--- Begin ---

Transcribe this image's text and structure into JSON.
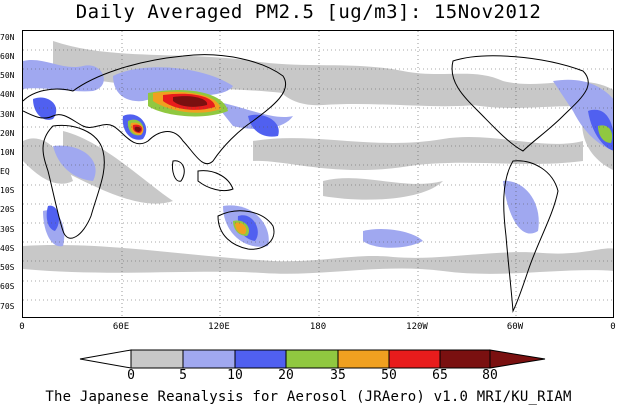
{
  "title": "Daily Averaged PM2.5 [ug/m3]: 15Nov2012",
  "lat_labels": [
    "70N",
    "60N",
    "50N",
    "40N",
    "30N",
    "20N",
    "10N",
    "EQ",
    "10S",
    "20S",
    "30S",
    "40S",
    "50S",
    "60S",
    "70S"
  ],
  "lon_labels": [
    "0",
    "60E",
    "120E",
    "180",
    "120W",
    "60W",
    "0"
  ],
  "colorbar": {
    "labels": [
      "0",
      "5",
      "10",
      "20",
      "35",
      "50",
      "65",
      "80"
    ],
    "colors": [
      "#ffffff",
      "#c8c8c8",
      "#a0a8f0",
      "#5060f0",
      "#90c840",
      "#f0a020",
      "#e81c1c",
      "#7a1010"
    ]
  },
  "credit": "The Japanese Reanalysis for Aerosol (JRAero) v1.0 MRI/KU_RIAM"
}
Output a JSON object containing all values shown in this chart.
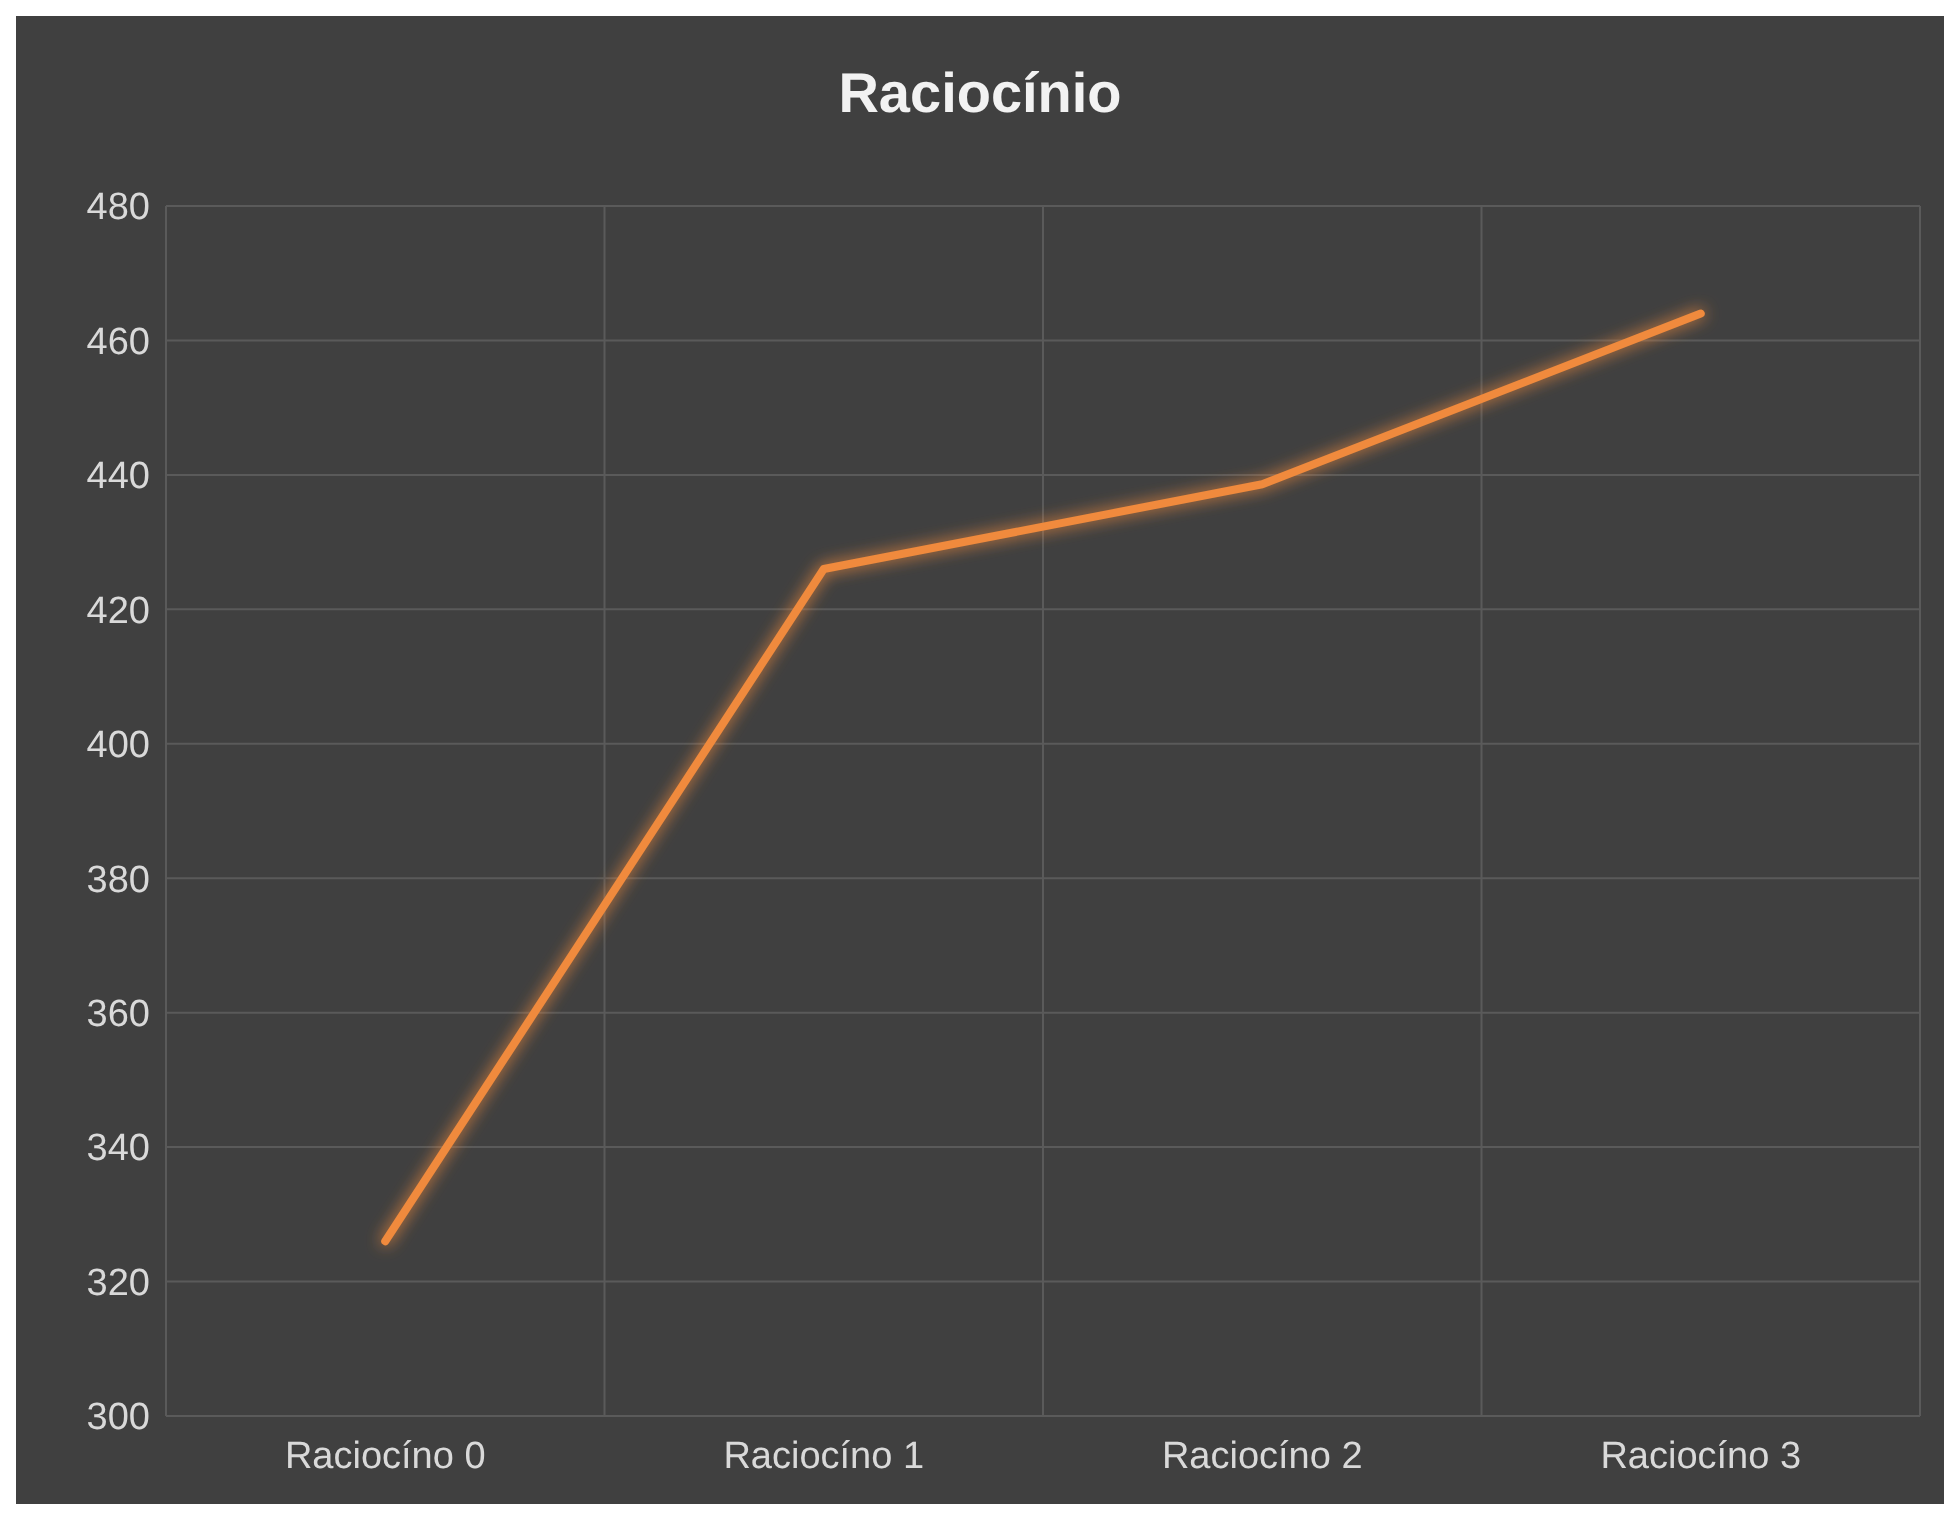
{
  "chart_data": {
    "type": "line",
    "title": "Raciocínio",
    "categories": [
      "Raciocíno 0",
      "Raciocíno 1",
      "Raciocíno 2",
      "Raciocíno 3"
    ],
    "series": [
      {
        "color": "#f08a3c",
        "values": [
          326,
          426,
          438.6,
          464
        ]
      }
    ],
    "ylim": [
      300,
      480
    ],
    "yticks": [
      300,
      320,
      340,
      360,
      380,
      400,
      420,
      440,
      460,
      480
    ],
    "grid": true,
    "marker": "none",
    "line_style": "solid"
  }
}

--- End ---

Your task is an exact transcription of all the data, minus the pictures.

Transcribe this image's text and structure into JSON.
{
  "title": "Daily Averaged PM2.5 [ug/m3]: 15Nov2012",
  "lat_labels": [
    "70N",
    "60N",
    "50N",
    "40N",
    "30N",
    "20N",
    "10N",
    "EQ",
    "10S",
    "20S",
    "30S",
    "40S",
    "50S",
    "60S",
    "70S"
  ],
  "lon_labels": [
    "0",
    "60E",
    "120E",
    "180",
    "120W",
    "60W",
    "0"
  ],
  "colorbar": {
    "labels": [
      "0",
      "5",
      "10",
      "20",
      "35",
      "50",
      "65",
      "80"
    ],
    "colors": [
      "#ffffff",
      "#c8c8c8",
      "#a0a8f0",
      "#5060f0",
      "#90c840",
      "#f0a020",
      "#e81c1c",
      "#7a1010"
    ]
  },
  "credit": "The Japanese Reanalysis for Aerosol (JRAero) v1.0 MRI/KU_RIAM"
}
Output a JSON object containing all values shown in this chart.
{
  "chart_data": {
    "type": "line",
    "title": "Raciocínio",
    "categories": [
      "Raciocíno 0",
      "Raciocíno 1",
      "Raciocíno 2",
      "Raciocíno 3"
    ],
    "series": [
      {
        "color": "#f08a3c",
        "values": [
          326,
          426,
          438.6,
          464
        ]
      }
    ],
    "ylim": [
      300,
      480
    ],
    "yticks": [
      300,
      320,
      340,
      360,
      380,
      400,
      420,
      440,
      460,
      480
    ],
    "grid": true,
    "marker": "none",
    "line_style": "solid"
  }
}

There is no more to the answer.